About this task:
The full data, repeated exactly, is the only answer needed.

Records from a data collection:
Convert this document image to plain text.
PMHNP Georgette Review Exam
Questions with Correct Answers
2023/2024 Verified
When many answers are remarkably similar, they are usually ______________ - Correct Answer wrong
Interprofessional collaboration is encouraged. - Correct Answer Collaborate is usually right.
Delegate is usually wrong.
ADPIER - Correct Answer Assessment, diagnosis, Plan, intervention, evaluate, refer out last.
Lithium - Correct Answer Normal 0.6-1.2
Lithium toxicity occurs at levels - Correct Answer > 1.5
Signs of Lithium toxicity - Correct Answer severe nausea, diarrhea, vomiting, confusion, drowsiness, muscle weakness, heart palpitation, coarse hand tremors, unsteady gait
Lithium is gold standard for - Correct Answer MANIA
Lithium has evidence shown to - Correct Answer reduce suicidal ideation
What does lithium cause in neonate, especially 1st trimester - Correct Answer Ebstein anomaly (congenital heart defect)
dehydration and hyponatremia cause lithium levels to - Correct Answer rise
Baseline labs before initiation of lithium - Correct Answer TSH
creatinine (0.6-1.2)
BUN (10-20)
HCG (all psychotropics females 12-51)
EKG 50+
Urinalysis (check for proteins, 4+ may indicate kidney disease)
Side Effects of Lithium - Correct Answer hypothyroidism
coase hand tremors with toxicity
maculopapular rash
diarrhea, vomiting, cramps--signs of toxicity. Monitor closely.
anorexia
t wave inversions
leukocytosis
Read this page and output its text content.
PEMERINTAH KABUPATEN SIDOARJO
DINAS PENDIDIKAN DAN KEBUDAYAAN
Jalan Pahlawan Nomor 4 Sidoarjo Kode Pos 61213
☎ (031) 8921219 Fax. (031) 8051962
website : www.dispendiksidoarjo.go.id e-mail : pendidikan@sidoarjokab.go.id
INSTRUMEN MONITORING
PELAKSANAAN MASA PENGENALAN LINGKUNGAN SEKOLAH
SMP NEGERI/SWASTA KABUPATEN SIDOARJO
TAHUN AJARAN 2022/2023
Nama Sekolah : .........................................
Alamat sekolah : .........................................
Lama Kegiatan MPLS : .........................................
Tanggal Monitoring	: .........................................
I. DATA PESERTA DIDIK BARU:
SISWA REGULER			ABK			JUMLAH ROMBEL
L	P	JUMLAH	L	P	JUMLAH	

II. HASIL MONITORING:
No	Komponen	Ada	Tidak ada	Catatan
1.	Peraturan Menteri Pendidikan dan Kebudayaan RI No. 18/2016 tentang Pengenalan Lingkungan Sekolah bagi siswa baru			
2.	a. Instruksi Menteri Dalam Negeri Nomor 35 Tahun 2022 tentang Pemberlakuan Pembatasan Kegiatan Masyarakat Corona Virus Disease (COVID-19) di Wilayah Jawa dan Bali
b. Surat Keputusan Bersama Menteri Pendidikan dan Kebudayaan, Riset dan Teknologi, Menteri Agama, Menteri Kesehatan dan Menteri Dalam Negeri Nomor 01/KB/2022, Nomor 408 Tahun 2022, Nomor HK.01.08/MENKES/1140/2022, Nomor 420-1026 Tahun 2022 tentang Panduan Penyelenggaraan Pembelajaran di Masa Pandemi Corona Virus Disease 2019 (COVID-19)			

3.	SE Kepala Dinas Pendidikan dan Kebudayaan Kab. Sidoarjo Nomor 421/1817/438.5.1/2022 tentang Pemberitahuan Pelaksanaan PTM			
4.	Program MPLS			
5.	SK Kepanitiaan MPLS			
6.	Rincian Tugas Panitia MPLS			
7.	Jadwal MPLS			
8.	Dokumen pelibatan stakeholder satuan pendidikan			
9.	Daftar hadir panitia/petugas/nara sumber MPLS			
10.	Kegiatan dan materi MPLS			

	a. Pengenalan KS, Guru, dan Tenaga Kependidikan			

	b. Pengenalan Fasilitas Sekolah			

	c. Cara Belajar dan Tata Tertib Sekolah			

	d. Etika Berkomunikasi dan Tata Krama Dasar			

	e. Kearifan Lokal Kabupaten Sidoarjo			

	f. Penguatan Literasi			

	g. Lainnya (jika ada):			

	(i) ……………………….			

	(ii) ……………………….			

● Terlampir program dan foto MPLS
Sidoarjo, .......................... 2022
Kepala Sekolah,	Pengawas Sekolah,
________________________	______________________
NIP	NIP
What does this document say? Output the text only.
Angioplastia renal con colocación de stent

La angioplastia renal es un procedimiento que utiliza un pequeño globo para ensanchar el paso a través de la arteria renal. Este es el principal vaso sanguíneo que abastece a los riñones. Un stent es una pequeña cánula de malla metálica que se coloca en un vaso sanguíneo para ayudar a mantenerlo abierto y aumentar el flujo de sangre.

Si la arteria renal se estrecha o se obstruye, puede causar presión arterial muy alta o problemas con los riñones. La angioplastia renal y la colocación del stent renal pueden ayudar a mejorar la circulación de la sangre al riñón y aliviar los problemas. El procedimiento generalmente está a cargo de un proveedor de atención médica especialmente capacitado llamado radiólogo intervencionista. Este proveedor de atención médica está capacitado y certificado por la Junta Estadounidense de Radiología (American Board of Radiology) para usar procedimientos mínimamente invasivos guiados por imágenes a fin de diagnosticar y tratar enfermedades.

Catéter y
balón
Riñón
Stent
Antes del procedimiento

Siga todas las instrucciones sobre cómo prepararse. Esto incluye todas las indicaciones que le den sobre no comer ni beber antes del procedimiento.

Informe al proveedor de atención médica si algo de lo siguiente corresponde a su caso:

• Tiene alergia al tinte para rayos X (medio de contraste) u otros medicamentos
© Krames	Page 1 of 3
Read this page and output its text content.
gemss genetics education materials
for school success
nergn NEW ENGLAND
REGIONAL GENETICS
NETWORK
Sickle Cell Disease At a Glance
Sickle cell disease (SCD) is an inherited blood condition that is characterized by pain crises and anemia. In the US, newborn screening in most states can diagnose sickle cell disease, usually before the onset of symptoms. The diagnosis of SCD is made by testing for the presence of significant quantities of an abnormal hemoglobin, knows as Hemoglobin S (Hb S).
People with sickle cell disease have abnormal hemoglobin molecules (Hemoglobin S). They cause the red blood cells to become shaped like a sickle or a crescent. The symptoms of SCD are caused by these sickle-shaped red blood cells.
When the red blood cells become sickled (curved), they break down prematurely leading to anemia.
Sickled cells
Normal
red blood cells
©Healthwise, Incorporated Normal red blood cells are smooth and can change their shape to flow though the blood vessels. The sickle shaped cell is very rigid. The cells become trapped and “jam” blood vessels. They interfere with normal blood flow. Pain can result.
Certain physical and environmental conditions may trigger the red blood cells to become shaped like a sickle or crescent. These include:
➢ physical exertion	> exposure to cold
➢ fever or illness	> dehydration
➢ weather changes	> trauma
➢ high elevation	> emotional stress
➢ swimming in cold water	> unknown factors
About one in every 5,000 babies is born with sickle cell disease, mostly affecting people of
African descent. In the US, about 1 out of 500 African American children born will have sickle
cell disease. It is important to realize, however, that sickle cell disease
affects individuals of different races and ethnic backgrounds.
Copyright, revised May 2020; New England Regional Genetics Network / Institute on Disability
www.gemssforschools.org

Output:
Convert this document image to plain text.
PMHNP Georgette Review Exam
Questions with Correct Answers
2023/2024 Verified
When many answers are remarkably similar, they are usually ______________ - Correct Answer wrong
Interprofessional collaboration is encouraged. - Correct Answer Collaborate is usually right.
Delegate is usually wrong.
ADPIER - Correct Answer Assessment, diagnosis, Plan, intervention, evaluate, refer out last.
Lithium - Correct Answer Normal 0.6-1.2
Lithium toxicity occurs at levels - Correct Answer > 1.5
Signs of Lithium toxicity - Correct Answer severe nausea, diarrhea, vomiting, confusion, drowsiness, muscle weakness, heart palpitation, coarse hand tremors, unsteady gait
Lithium is gold standard for - Correct Answer MANIA
Lithium has evidence shown to - Correct Answer reduce suicidal ideation
What does lithium cause in neonate, especially 1st trimester - Correct Answer Ebstein anomaly (congenital heart defect)
dehydration and hyponatremia cause lithium levels to - Correct Answer rise
Baseline labs before initiation of lithium - Correct Answer TSH
creatinine (0.6-1.2)
BUN (10-20)
HCG (all psychotropics females 12-51)
EKG 50+
Urinalysis (check for proteins, 4+ may indicate kidney disease)
Side Effects of Lithium - Correct Answer hypothyroidism
coase hand tremors with toxicity
maculopapular rash
diarrhea, vomiting, cramps--signs of toxicity. Monitor closely.
anorexia
t wave inversions
leukocytosis
Read this page and output its text content.
PEMERINTAH KABUPATEN SIDOARJO
DINAS PENDIDIKAN DAN KEBUDAYAAN
Jalan Pahlawan Nomor 4 Sidoarjo Kode Pos 61213
☎ (031) 8921219 Fax. (031) 8051962
website : www.dispendiksidoarjo.go.id e-mail : pendidikan@sidoarjokab.go.id
INSTRUMEN MONITORING
PELAKSANAAN MASA PENGENALAN LINGKUNGAN SEKOLAH
SMP NEGERI/SWASTA KABUPATEN SIDOARJO
TAHUN AJARAN 2022/2023
Nama Sekolah : .........................................
Alamat sekolah : .........................................
Lama Kegiatan MPLS : .........................................
Tanggal Monitoring	: .........................................
I. DATA PESERTA DIDIK BARU:
SISWA REGULER			ABK			JUMLAH ROMBEL
L	P	JUMLAH	L	P	JUMLAH	

II. HASIL MONITORING:
No	Komponen	Ada	Tidak ada	Catatan
1.	Peraturan Menteri Pendidikan dan Kebudayaan RI No. 18/2016 tentang Pengenalan Lingkungan Sekolah bagi siswa baru			
2.	a. Instruksi Menteri Dalam Negeri Nomor 35 Tahun 2022 tentang Pemberlakuan Pembatasan Kegiatan Masyarakat Corona Virus Disease (COVID-19) di Wilayah Jawa dan Bali
b. Surat Keputusan Bersama Menteri Pendidikan dan Kebudayaan, Riset dan Teknologi, Menteri Agama, Menteri Kesehatan dan Menteri Dalam Negeri Nomor 01/KB/2022, Nomor 408 Tahun 2022, Nomor HK.01.08/MENKES/1140/2022, Nomor 420-1026 Tahun 2022 tentang Panduan Penyelenggaraan Pembelajaran di Masa Pandemi Corona Virus Disease 2019 (COVID-19)			

3.	SE Kepala Dinas Pendidikan dan Kebudayaan Kab. Sidoarjo Nomor 421/1817/438.5.1/2022 tentang Pemberitahuan Pelaksanaan PTM			
4.	Program MPLS			
5.	SK Kepanitiaan MPLS			
6.	Rincian Tugas Panitia MPLS			
7.	Jadwal MPLS			
8.	Dokumen pelibatan stakeholder satuan pendidikan			
9.	Daftar hadir panitia/petugas/nara sumber MPLS			
10.	Kegiatan dan materi MPLS			

	a. Pengenalan KS, Guru, dan Tenaga Kependidikan			

	b. Pengenalan Fasilitas Sekolah			

	c. Cara Belajar dan Tata Tertib Sekolah			

	d. Etika Berkomunikasi dan Tata Krama Dasar			

	e. Kearifan Lokal Kabupaten Sidoarjo			

	f. Penguatan Literasi			

	g. Lainnya (jika ada):			

	(i) ……………………….			

	(ii) ……………………….			

● Terlampir program dan foto MPLS
Sidoarjo, .......................... 2022
Kepala Sekolah,	Pengawas Sekolah,
________________________	______________________
NIP	NIP
What does this document say? Output the text only.
Angioplastia renal con colocación de stent

La angioplastia renal es un procedimiento que utiliza un pequeño globo para ensanchar el paso a través de la arteria renal. Este es el principal vaso sanguíneo que abastece a los riñones. Un stent es una pequeña cánula de malla metálica que se coloca en un vaso sanguíneo para ayudar a mantenerlo abierto y aumentar el flujo de sangre.

Si la arteria renal se estrecha o se obstruye, puede causar presión arterial muy alta o problemas con los riñones. La angioplastia renal y la colocación del stent renal pueden ayudar a mejorar la circulación de la sangre al riñón y aliviar los problemas. El procedimiento generalmente está a cargo de un proveedor de atención médica especialmente capacitado llamado radiólogo intervencionista. Este proveedor de atención médica está capacitado y certificado por la Junta Estadounidense de Radiología (American Board of Radiology) para usar procedimientos mínimamente invasivos guiados por imágenes a fin de diagnosticar y tratar enfermedades.

Catéter y
balón
Riñón
Stent
Antes del procedimiento

Siga todas las instrucciones sobre cómo prepararse. Esto incluye todas las indicaciones que le den sobre no comer ni beber antes del procedimiento.

Informe al proveedor de atención médica si algo de lo siguiente corresponde a su caso:

• Tiene alergia al tinte para rayos X (medio de contraste) u otros medicamentos
© Krames	Page 1 of 3
Read this page and output its text content.
gemss genetics education materials
for school success
nergn NEW ENGLAND
REGIONAL GENETICS
NETWORK
Sickle Cell Disease At a Glance
Sickle cell disease (SCD) is an inherited blood condition that is characterized by pain crises and anemia. In the US, newborn screening in most states can diagnose sickle cell disease, usually before the onset of symptoms. The diagnosis of SCD is made by testing for the presence of significant quantities of an abnormal hemoglobin, knows as Hemoglobin S (Hb S).
People with sickle cell disease have abnormal hemoglobin molecules (Hemoglobin S). They cause the red blood cells to become shaped like a sickle or a crescent. The symptoms of SCD are caused by these sickle-shaped red blood cells.
When the red blood cells become sickled (curved), they break down prematurely leading to anemia.
Sickled cells
Normal
red blood cells
©Healthwise, Incorporated Normal red blood cells are smooth and can change their shape to flow though the blood vessels. The sickle shaped cell is very rigid. The cells become trapped and “jam” blood vessels. They interfere with normal blood flow. Pain can result.
Certain physical and environmental conditions may trigger the red blood cells to become shaped like a sickle or crescent. These include:
➢ physical exertion	> exposure to cold
➢ fever or illness	> dehydration
➢ weather changes	> trauma
➢ high elevation	> emotional stress
➢ swimming in cold water	> unknown factors
About one in every 5,000 babies is born with sickle cell disease, mostly affecting people of
African descent. In the US, about 1 out of 500 African American children born will have sickle
cell disease. It is important to realize, however, that sickle cell disease
affects individuals of different races and ethnic backgrounds.
Copyright, revised May 2020; New England Regional Genetics Network / Institute on Disability
www.gemssforschools.org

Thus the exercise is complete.